* **Exercise**:
Every record that follows should be printed verbatim.

Collected data
━━━━

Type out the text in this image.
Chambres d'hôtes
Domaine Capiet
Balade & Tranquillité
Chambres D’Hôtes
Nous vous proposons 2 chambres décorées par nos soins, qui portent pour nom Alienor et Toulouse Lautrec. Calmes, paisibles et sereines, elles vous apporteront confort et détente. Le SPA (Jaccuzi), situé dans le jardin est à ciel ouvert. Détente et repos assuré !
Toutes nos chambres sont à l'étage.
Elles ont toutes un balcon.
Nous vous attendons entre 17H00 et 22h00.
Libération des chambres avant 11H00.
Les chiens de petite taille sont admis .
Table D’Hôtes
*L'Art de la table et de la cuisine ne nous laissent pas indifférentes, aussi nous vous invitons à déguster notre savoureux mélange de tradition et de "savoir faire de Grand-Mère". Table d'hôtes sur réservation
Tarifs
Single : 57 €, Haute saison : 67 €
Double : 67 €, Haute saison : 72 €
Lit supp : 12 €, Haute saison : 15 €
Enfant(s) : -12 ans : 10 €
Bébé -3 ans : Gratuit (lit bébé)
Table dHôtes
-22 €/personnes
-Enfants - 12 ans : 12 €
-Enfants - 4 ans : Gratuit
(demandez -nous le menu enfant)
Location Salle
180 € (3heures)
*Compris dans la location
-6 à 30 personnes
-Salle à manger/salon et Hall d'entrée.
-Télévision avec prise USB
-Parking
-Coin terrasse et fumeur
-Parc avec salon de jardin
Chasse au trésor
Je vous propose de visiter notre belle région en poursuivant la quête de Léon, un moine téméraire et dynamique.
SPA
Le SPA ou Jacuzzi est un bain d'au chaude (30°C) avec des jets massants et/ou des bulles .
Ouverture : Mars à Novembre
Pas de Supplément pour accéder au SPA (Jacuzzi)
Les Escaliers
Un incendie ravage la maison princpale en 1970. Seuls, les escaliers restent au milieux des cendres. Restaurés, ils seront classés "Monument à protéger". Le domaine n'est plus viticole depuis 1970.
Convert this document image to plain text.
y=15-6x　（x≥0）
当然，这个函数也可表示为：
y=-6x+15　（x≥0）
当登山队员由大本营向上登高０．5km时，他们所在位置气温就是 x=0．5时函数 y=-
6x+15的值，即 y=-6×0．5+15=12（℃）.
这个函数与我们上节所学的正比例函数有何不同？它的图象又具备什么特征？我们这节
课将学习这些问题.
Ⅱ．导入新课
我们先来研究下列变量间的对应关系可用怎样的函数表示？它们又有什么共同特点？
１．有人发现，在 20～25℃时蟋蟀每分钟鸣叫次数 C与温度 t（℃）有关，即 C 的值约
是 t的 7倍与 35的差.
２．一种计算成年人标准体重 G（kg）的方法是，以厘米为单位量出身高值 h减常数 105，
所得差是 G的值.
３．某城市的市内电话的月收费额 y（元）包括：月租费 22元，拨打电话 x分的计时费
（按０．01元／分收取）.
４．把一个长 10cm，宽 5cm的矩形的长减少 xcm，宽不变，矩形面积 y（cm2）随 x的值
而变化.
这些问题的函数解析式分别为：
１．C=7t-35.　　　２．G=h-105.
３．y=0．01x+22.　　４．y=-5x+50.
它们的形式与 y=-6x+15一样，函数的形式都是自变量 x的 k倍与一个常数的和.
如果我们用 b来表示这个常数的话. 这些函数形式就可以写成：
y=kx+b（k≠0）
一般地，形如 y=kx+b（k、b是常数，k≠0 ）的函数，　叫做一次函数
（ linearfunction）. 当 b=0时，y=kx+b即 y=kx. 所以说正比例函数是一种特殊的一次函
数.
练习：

━━━━

* **Written solution**:
Type out the text in this image.
Chambres d'hôtes
Domaine Capiet
Balade & Tranquillité
Chambres D’Hôtes
Nous vous proposons 2 chambres décorées par nos soins, qui portent pour nom Alienor et Toulouse Lautrec. Calmes, paisibles et sereines, elles vous apporteront confort et détente. Le SPA (Jaccuzi), situé dans le jardin est à ciel ouvert. Détente et repos assuré !
Toutes nos chambres sont à l'étage.
Elles ont toutes un balcon.
Nous vous attendons entre 17H00 et 22h00.
Libération des chambres avant 11H00.
Les chiens de petite taille sont admis .
Table D’Hôtes
*L'Art de la table et de la cuisine ne nous laissent pas indifférentes, aussi nous vous invitons à déguster notre savoureux mélange de tradition et de "savoir faire de Grand-Mère". Table d'hôtes sur réservation
Tarifs
Single : 57 €, Haute saison : 67 €
Double : 67 €, Haute saison : 72 €
Lit supp : 12 €, Haute saison : 15 €
Enfant(s) : -12 ans : 10 €
Bébé -3 ans : Gratuit (lit bébé)
Table dHôtes
-22 €/personnes
-Enfants - 12 ans : 12 €
-Enfants - 4 ans : Gratuit
(demandez -nous le menu enfant)
Location Salle
180 € (3heures)
*Compris dans la location
-6 à 30 personnes
-Salle à manger/salon et Hall d'entrée.
-Télévision avec prise USB
-Parking
-Coin terrasse et fumeur
-Parc avec salon de jardin
Chasse au trésor
Je vous propose de visiter notre belle région en poursuivant la quête de Léon, un moine téméraire et dynamique.
SPA
Le SPA ou Jacuzzi est un bain d'au chaude (30°C) avec des jets massants et/ou des bulles .
Ouverture : Mars à Novembre
Pas de Supplément pour accéder au SPA (Jacuzzi)
Les Escaliers
Un incendie ravage la maison princpale en 1970. Seuls, les escaliers restent au milieux des cendres. Restaurés, ils seront classés "Monument à protéger". Le domaine n'est plus viticole depuis 1970.
Convert this document image to plain text.
y=15-6x　（x≥0）
当然，这个函数也可表示为：
y=-6x+15　（x≥0）
当登山队员由大本营向上登高０．5km时，他们所在位置气温就是 x=0．5时函数 y=-
6x+15的值，即 y=-6×0．5+15=12（℃）.
这个函数与我们上节所学的正比例函数有何不同？它的图象又具备什么特征？我们这节
课将学习这些问题.
Ⅱ．导入新课
我们先来研究下列变量间的对应关系可用怎样的函数表示？它们又有什么共同特点？
１．有人发现，在 20～25℃时蟋蟀每分钟鸣叫次数 C与温度 t（℃）有关，即 C 的值约
是 t的 7倍与 35的差.
２．一种计算成年人标准体重 G（kg）的方法是，以厘米为单位量出身高值 h减常数 105，
所得差是 G的值.
３．某城市的市内电话的月收费额 y（元）包括：月租费 22元，拨打电话 x分的计时费
（按０．01元／分收取）.
４．把一个长 10cm，宽 5cm的矩形的长减少 xcm，宽不变，矩形面积 y（cm2）随 x的值
而变化.
这些问题的函数解析式分别为：
１．C=7t-35.　　　２．G=h-105.
３．y=0．01x+22.　　４．y=-5x+50.
它们的形式与 y=-6x+15一样，函数的形式都是自变量 x的 k倍与一个常数的和.
如果我们用 b来表示这个常数的话. 这些函数形式就可以写成：
y=kx+b（k≠0）
一般地，形如 y=kx+b（k、b是常数，k≠0 ）的函数，　叫做一次函数
（ linearfunction）. 当 b=0时，y=kx+b即 y=kx. 所以说正比例函数是一种特殊的一次函
数.
练习：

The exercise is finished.